_Task prompt_
Pick out each line of the records that includes the string "individually", and copy it.

Dataset entries:
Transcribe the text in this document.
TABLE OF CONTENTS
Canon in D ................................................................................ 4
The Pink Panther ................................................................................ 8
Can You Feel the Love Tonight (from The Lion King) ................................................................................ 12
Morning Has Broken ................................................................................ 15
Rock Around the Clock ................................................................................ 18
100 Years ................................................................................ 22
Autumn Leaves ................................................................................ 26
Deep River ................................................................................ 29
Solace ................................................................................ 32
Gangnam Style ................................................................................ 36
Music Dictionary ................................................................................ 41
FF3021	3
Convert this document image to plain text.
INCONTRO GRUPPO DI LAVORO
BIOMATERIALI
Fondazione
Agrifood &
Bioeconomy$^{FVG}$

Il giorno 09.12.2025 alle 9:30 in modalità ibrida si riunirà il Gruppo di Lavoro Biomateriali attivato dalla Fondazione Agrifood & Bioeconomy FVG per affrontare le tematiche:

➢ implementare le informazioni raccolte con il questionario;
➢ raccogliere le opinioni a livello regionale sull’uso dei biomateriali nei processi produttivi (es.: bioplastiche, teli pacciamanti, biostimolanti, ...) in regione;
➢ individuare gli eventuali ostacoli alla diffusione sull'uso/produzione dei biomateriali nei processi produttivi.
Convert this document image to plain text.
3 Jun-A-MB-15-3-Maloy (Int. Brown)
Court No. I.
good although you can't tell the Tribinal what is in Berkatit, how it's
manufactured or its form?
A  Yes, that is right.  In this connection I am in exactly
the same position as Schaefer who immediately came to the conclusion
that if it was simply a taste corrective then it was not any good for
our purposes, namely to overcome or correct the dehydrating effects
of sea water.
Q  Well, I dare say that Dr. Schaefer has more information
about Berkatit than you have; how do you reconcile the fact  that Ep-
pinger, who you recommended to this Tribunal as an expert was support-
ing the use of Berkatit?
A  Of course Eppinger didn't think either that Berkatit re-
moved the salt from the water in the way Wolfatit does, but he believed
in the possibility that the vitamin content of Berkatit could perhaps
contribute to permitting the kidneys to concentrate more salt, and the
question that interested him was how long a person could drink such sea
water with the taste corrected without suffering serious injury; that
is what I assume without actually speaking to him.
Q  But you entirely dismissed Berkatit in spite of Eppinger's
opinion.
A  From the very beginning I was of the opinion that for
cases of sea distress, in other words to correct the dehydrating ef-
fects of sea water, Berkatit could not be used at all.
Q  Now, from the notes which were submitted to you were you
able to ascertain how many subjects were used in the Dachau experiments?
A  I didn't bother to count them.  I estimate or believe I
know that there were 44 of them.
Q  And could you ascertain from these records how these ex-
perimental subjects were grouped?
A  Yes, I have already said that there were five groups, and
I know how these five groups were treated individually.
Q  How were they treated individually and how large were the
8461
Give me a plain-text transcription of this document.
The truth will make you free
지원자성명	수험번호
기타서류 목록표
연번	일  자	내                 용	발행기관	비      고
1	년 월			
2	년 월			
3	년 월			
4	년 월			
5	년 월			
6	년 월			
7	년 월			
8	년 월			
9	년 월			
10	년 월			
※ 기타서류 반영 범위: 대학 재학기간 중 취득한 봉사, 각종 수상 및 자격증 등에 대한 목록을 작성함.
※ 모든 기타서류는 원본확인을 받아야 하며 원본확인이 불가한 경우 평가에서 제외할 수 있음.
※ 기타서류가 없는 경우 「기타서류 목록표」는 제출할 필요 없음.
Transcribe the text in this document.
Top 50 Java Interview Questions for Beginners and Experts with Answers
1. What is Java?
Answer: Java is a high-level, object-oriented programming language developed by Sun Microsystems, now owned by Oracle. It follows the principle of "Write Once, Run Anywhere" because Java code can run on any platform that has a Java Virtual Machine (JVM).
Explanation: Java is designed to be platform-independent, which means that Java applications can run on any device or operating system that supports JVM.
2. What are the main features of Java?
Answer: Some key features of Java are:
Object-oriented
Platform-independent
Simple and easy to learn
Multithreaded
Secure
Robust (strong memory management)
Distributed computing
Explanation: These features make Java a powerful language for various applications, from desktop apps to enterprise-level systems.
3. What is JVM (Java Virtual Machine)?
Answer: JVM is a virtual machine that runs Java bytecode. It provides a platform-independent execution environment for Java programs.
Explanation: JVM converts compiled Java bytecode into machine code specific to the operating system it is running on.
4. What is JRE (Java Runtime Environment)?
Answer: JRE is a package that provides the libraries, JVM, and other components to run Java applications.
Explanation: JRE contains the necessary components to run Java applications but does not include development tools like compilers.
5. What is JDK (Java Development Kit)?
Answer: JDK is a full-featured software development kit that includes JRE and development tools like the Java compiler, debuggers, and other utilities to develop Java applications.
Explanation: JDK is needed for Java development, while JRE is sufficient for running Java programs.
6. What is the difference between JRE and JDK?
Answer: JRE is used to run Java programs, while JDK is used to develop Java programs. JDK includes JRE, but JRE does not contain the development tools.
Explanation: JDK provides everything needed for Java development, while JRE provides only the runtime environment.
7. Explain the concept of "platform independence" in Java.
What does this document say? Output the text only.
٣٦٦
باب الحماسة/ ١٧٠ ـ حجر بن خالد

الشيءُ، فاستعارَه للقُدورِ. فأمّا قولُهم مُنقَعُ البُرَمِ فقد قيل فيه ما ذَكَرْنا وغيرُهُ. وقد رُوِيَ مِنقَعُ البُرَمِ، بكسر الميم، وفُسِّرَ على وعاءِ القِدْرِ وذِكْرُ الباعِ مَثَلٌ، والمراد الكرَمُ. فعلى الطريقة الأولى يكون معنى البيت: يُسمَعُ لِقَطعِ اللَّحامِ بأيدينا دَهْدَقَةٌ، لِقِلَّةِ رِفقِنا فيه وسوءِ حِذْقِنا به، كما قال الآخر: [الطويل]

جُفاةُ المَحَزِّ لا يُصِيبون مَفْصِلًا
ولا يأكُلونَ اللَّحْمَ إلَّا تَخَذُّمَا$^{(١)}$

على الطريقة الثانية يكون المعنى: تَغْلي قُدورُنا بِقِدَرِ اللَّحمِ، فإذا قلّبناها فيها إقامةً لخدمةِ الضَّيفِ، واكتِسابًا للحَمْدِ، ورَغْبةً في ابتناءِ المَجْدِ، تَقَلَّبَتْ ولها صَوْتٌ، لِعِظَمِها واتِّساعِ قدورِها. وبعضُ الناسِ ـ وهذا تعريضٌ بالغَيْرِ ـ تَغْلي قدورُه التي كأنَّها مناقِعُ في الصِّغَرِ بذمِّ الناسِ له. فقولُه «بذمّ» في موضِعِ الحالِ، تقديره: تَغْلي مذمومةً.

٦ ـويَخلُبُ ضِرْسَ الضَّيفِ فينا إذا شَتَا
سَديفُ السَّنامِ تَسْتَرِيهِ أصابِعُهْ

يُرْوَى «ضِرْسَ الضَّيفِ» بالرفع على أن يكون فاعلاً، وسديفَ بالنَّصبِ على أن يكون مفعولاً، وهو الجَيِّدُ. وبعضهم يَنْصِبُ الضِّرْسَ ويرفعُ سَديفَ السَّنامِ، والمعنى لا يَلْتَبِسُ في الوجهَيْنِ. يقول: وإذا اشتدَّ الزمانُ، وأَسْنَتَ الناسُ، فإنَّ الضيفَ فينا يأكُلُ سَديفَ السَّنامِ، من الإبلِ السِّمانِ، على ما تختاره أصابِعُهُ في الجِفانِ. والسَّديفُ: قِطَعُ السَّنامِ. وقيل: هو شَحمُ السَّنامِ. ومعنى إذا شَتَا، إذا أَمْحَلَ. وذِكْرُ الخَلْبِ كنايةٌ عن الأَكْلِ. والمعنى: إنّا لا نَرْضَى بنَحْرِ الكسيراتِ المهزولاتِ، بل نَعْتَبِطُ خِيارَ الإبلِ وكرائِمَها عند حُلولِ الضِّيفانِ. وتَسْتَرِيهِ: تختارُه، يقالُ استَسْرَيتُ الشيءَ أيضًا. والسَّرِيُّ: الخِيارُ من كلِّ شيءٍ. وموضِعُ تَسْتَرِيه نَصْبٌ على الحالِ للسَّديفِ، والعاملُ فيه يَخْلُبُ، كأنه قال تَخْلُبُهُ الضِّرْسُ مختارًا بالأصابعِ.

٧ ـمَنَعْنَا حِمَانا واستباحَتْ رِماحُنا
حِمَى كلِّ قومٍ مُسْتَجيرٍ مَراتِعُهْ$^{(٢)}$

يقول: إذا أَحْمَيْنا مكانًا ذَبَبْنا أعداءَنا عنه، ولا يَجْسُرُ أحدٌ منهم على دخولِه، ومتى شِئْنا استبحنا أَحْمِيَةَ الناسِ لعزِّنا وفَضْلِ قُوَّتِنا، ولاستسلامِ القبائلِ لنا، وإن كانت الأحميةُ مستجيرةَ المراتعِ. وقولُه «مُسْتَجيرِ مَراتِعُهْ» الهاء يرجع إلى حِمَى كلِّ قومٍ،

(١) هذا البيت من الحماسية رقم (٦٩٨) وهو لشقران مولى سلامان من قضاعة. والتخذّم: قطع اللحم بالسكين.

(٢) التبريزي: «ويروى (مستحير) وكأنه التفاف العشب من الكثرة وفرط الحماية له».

_In response_
I know how these five groups were treated individually.
Q  How were they treated individually and how large were the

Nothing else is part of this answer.